Exercise goal: Identify the lines that contain the string "their", then copy each of them.

Supplied material:
—————
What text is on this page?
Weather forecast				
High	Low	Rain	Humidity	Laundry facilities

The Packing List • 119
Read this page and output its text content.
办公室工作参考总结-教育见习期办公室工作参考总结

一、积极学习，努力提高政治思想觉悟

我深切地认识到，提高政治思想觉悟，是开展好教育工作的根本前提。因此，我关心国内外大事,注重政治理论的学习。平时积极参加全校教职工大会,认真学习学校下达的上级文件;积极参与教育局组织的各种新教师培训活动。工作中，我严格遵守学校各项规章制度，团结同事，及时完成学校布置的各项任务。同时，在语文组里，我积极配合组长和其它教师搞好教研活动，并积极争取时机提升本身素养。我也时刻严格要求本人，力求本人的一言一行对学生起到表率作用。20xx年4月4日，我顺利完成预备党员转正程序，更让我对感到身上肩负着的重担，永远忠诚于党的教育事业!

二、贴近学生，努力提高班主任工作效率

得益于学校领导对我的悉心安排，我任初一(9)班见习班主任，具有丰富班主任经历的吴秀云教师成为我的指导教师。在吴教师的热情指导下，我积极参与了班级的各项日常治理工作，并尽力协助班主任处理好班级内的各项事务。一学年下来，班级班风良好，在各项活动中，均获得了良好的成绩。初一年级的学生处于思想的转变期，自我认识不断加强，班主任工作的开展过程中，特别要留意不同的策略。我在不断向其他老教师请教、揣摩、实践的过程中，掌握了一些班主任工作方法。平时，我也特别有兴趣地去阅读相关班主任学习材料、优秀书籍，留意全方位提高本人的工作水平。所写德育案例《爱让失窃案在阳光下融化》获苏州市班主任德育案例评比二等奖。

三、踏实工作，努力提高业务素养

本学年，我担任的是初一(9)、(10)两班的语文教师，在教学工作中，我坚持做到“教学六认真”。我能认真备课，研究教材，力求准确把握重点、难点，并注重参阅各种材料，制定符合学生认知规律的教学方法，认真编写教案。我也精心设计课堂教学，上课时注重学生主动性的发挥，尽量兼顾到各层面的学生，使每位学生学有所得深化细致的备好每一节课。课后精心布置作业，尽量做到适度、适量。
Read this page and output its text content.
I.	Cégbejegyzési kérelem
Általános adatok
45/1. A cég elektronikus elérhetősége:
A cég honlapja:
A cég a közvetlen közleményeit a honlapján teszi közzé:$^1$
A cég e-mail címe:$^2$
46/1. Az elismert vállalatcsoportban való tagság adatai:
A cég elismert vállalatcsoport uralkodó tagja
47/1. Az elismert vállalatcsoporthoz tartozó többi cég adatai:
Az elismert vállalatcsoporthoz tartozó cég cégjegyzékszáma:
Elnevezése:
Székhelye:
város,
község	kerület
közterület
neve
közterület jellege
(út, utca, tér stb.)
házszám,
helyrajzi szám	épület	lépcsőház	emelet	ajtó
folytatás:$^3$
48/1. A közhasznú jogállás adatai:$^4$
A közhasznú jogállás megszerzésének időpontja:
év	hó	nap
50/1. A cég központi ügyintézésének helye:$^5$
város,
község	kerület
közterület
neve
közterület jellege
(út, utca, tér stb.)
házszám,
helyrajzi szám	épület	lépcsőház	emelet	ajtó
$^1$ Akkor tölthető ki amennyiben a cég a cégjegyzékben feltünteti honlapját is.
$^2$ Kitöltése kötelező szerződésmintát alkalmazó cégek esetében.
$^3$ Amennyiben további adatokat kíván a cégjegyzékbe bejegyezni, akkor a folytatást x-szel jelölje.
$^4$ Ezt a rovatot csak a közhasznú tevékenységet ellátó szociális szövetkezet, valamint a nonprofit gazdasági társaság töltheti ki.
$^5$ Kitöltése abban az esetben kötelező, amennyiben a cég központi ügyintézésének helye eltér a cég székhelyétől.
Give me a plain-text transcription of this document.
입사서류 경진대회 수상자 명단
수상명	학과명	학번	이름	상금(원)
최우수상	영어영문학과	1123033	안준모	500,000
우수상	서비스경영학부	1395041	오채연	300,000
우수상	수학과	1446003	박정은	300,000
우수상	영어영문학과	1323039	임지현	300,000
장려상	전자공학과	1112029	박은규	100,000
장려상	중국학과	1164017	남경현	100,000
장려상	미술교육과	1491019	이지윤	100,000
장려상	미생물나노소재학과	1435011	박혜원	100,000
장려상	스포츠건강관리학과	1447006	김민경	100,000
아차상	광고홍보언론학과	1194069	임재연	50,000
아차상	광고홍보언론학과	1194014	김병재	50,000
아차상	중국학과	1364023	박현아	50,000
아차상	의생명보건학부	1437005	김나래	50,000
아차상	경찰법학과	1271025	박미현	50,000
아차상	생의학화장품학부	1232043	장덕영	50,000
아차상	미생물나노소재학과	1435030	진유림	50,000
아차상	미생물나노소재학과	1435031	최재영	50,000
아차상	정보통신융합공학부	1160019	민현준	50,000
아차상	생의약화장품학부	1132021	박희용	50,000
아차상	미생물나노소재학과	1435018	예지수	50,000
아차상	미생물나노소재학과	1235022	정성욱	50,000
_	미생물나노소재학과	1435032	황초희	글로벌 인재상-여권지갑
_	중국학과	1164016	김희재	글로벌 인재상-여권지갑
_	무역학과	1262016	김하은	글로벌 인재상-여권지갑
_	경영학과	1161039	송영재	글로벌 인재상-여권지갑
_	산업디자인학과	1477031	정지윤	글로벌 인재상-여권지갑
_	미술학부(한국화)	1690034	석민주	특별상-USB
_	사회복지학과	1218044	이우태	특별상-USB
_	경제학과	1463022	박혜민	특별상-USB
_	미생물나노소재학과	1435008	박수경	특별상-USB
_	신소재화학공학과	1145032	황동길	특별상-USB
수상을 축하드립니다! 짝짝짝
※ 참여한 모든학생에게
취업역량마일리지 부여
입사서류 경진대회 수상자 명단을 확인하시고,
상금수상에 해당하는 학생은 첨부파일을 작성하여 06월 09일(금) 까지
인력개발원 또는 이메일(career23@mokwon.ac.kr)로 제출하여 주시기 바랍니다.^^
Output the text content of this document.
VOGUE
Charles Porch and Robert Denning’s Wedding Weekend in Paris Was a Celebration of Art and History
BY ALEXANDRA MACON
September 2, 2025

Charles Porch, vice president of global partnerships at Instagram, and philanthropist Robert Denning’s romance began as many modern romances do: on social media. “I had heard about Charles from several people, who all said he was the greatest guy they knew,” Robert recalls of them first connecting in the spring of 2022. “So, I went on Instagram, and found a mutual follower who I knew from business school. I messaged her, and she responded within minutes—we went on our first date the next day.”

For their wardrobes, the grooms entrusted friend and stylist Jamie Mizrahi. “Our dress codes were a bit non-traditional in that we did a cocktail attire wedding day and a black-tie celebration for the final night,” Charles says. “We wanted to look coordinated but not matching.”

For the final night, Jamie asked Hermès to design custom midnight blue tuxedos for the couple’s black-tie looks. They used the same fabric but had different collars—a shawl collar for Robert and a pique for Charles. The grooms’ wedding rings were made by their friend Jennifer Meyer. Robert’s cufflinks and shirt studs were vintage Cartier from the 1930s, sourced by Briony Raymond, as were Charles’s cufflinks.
—————
Written response:
For their wardrobes, the grooms entrusted friend and stylist Jamie Mizrahi. “Our dress codes were a bit non-traditional in that we did a cocktail attire wedding day and a black-tie celebration for the final night,” Charles says. “We wanted to look coordinated but not matching.”
For the final night, Jamie asked Hermès to design custom midnight blue tuxedos for the couple’s black-tie looks. They used the same fabric but had different collars—a shawl collar for Robert and a pique for Charles. The grooms’ wedding rings were made by their friend Jennifer Meyer. Robert’s cufflinks and shirt studs were vintage Cartier from the 1930s, sourced by Briony Raymond, as were Charles’s cufflinks.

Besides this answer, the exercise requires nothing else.